- [Challenge] Every line of the records below should be restated exactly.

═══ Input for this task ═══

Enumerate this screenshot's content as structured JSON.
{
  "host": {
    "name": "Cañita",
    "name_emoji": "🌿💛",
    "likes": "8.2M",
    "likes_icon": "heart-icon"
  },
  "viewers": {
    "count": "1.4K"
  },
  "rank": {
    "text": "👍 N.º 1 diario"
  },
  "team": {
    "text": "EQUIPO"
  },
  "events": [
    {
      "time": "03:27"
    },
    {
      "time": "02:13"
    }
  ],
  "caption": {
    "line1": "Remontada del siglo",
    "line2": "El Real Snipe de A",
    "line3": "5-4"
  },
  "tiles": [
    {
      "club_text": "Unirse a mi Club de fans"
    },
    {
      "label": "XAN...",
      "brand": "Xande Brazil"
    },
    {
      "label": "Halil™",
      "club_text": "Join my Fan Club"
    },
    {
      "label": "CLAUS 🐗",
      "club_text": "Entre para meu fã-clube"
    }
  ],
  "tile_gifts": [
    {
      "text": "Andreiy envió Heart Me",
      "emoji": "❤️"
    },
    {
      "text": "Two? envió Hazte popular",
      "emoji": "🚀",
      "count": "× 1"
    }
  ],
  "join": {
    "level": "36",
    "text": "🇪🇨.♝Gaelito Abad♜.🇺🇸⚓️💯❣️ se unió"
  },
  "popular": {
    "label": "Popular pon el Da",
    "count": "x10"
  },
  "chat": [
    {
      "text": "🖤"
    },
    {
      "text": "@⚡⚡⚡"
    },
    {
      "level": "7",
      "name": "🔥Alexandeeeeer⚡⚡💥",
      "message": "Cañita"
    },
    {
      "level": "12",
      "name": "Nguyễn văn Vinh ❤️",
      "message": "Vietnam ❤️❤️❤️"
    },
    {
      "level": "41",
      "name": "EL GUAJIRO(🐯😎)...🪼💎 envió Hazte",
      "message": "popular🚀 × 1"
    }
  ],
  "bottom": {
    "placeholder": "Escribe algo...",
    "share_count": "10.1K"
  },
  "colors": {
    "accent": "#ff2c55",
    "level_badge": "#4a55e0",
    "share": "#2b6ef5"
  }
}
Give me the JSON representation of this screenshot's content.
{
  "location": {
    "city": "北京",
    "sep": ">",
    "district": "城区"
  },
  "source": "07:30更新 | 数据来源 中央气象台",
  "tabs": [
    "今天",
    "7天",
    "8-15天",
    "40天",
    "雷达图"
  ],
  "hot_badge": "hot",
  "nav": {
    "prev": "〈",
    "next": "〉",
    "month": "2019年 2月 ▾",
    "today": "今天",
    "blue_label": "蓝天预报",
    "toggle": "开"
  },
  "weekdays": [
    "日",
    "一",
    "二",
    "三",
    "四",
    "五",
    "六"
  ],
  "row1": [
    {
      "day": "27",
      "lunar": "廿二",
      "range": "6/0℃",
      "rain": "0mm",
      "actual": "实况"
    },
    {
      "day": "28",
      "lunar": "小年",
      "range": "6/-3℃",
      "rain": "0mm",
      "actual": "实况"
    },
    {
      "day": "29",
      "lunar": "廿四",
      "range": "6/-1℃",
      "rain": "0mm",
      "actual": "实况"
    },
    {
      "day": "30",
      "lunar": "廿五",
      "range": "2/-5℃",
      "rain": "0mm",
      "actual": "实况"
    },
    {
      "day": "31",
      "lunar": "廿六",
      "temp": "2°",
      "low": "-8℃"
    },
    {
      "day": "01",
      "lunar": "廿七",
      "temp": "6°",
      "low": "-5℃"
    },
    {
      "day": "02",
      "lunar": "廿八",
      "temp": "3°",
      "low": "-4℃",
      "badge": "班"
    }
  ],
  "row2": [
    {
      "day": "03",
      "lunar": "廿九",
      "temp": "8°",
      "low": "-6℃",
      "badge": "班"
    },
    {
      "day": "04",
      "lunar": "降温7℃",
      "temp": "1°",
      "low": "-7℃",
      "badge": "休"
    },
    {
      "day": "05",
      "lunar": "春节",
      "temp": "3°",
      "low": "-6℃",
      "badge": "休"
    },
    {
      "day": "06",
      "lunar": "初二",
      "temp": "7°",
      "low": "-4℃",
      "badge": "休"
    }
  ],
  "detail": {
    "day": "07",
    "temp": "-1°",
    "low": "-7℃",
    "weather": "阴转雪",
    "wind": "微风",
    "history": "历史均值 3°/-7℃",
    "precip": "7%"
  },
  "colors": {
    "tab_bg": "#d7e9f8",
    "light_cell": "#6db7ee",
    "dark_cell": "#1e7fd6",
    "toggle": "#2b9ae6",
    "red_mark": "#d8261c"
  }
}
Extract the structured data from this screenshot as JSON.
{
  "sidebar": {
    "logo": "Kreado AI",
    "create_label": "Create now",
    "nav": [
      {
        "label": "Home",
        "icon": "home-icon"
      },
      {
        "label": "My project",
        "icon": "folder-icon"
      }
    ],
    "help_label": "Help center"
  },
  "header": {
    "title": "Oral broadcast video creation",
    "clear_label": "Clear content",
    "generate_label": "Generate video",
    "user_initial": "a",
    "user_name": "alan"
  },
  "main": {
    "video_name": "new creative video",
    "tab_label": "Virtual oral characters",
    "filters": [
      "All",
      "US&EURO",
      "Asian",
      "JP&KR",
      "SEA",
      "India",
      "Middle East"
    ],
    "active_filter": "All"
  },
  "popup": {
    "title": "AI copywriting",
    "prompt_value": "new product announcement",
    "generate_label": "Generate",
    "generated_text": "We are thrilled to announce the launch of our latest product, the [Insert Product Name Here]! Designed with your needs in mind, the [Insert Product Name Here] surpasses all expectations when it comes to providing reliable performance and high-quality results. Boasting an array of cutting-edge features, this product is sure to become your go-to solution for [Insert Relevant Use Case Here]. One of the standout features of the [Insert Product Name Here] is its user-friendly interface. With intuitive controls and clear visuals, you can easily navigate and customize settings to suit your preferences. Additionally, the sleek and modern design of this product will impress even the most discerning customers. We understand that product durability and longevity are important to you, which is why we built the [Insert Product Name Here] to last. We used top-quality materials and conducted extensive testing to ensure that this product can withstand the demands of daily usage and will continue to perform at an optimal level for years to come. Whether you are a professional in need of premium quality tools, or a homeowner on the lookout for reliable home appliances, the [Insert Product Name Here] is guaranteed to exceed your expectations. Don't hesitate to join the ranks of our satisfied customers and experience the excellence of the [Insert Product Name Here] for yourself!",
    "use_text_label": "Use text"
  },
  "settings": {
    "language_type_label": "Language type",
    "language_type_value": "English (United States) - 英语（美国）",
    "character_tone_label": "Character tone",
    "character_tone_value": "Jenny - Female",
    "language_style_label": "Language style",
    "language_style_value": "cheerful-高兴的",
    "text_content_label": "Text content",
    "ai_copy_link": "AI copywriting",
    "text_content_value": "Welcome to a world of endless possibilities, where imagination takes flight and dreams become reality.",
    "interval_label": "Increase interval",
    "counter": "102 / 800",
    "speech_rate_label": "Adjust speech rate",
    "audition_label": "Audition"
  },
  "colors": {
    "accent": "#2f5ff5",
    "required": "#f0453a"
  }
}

═══

- [Finished task]
Enumerate this screenshot's content as structured JSON.
{
  "host": {
    "name": "Cañita",
    "name_emoji": "🌿💛",
    "likes": "8.2M",
    "likes_icon": "heart-icon"
  },
  "viewers": {
    "count": "1.4K"
  },
  "rank": {
    "text": "👍 N.º 1 diario"
  },
  "team": {
    "text": "EQUIPO"
  },
  "events": [
    {
      "time": "03:27"
    },
    {
      "time": "02:13"
    }
  ],
  "caption": {
    "line1": "Remontada del siglo",
    "line2": "El Real Snipe de A",
    "line3": "5-4"
  },
  "tiles": [
    {
      "club_text": "Unirse a mi Club de fans"
    },
    {
      "label": "XAN...",
      "brand": "Xande Brazil"
    },
    {
      "label": "Halil™",
      "club_text": "Join my Fan Club"
    },
    {
      "label": "CLAUS 🐗",
      "club_text": "Entre para meu fã-clube"
    }
  ],
  "tile_gifts": [
    {
      "text": "Andreiy envió Heart Me",
      "emoji": "❤️"
    },
    {
      "text": "Two? envió Hazte popular",
      "emoji": "🚀",
      "count": "× 1"
    }
  ],
  "join": {
    "level": "36",
    "text": "🇪🇨.♝Gaelito Abad♜.🇺🇸⚓️💯❣️ se unió"
  },
  "popular": {
    "label": "Popular pon el Da",
    "count": "x10"
  },
  "chat": [
    {
      "text": "🖤"
    },
    {
      "text": "@⚡⚡⚡"
    },
    {
      "level": "7",
      "name": "🔥Alexandeeeeer⚡⚡💥",
      "message": "Cañita"
    },
    {
      "level": "12",
      "name": "Nguyễn văn Vinh ❤️",
      "message": "Vietnam ❤️❤️❤️"
    },
    {
      "level": "41",
      "name": "EL GUAJIRO(🐯😎)...🪼💎 envió Hazte",
      "message": "popular🚀 × 1"
    }
  ],
  "bottom": {
    "placeholder": "Escribe algo...",
    "share_count": "10.1K"
  },
  "colors": {
    "accent": "#ff2c55",
    "level_badge": "#4a55e0",
    "share": "#2b6ef5"
  }
}
Give me the JSON representation of this screenshot's content.
{
  "location": {
    "city": "北京",
    "sep": ">",
    "district": "城区"
  },
  "source": "07:30更新 | 数据来源 中央气象台",
  "tabs": [
    "今天",
    "7天",
    "8-15天",
    "40天",
    "雷达图"
  ],
  "hot_badge": "hot",
  "nav": {
    "prev": "〈",
    "next": "〉",
    "month": "2019年 2月 ▾",
    "today": "今天",
    "blue_label": "蓝天预报",
    "toggle": "开"
  },
  "weekdays": [
    "日",
    "一",
    "二",
    "三",
    "四",
    "五",
    "六"
  ],
  "row1": [
    {
      "day": "27",
      "lunar": "廿二",
      "range": "6/0℃",
      "rain": "0mm",
      "actual": "实况"
    },
    {
      "day": "28",
      "lunar": "小年",
      "range": "6/-3℃",
      "rain": "0mm",
      "actual": "实况"
    },
    {
      "day": "29",
      "lunar": "廿四",
      "range": "6/-1℃",
      "rain": "0mm",
      "actual": "实况"
    },
    {
      "day": "30",
      "lunar": "廿五",
      "range": "2/-5℃",
      "rain": "0mm",
      "actual": "实况"
    },
    {
      "day": "31",
      "lunar": "廿六",
      "temp": "2°",
      "low": "-8℃"
    },
    {
      "day": "01",
      "lunar": "廿七",
      "temp": "6°",
      "low": "-5℃"
    },
    {
      "day": "02",
      "lunar": "廿八",
      "temp": "3°",
      "low": "-4℃",
      "badge": "班"
    }
  ],
  "row2": [
    {
      "day": "03",
      "lunar": "廿九",
      "temp": "8°",
      "low": "-6℃",
      "badge": "班"
    },
    {
      "day": "04",
      "lunar": "降温7℃",
      "temp": "1°",
      "low": "-7℃",
      "badge": "休"
    },
    {
      "day": "05",
      "lunar": "春节",
      "temp": "3°",
      "low": "-6℃",
      "badge": "休"
    },
    {
      "day": "06",
      "lunar": "初二",
      "temp": "7°",
      "low": "-4℃",
      "badge": "休"
    }
  ],
  "detail": {
    "day": "07",
    "temp": "-1°",
    "low": "-7℃",
    "weather": "阴转雪",
    "wind": "微风",
    "history": "历史均值 3°/-7℃",
    "precip": "7%"
  },
  "colors": {
    "tab_bg": "#d7e9f8",
    "light_cell": "#6db7ee",
    "dark_cell": "#1e7fd6",
    "toggle": "#2b9ae6",
    "red_mark": "#d8261c"
  }
}
Extract the structured data from this screenshot as JSON.
{
  "sidebar": {
    "logo": "Kreado AI",
    "create_label": "Create now",
    "nav": [
      {
        "label": "Home",
        "icon": "home-icon"
      },
      {
        "label": "My project",
        "icon": "folder-icon"
      }
    ],
    "help_label": "Help center"
  },
  "header": {
    "title": "Oral broadcast video creation",
    "clear_label": "Clear content",
    "generate_label": "Generate video",
    "user_initial": "a",
    "user_name": "alan"
  },
  "main": {
    "video_name": "new creative video",
    "tab_label": "Virtual oral characters",
    "filters": [
      "All",
      "US&EURO",
      "Asian",
      "JP&KR",
      "SEA",
      "India",
      "Middle East"
    ],
    "active_filter": "All"
  },
  "popup": {
    "title": "AI copywriting",
    "prompt_value": "new product announcement",
    "generate_label": "Generate",
    "generated_text": "We are thrilled to announce the launch of our latest product, the [Insert Product Name Here]! Designed with your needs in mind, the [Insert Product Name Here] surpasses all expectations when it comes to providing reliable performance and high-quality results. Boasting an array of cutting-edge features, this product is sure to become your go-to solution for [Insert Relevant Use Case Here]. One of the standout features of the [Insert Product Name Here] is its user-friendly interface. With intuitive controls and clear visuals, you can easily navigate and customize settings to suit your preferences. Additionally, the sleek and modern design of this product will impress even the most discerning customers. We understand that product durability and longevity are important to you, which is why we built the [Insert Product Name Here] to last. We used top-quality materials and conducted extensive testing to ensure that this product can withstand the demands of daily usage and will continue to perform at an optimal level for years to come. Whether you are a professional in need of premium quality tools, or a homeowner on the lookout for reliable home appliances, the [Insert Product Name Here] is guaranteed to exceed your expectations. Don't hesitate to join the ranks of our satisfied customers and experience the excellence of the [Insert Product Name Here] for yourself!",
    "use_text_label": "Use text"
  },
  "settings": {
    "language_type_label": "Language type",
    "language_type_value": "English (United States) - 英语（美国）",
    "character_tone_label": "Character tone",
    "character_tone_value": "Jenny - Female",
    "language_style_label": "Language style",
    "language_style_value": "cheerful-高兴的",
    "text_content_label": "Text content",
    "ai_copy_link": "AI copywriting",
    "text_content_value": "Welcome to a world of endless possibilities, where imagination takes flight and dreams become reality.",
    "interval_label": "Increase interval",
    "counter": "102 / 800",
    "speech_rate_label": "Adjust speech rate",
    "audition_label": "Audition"
  },
  "colors": {
    "accent": "#2f5ff5",
    "required": "#f0453a"
  }
}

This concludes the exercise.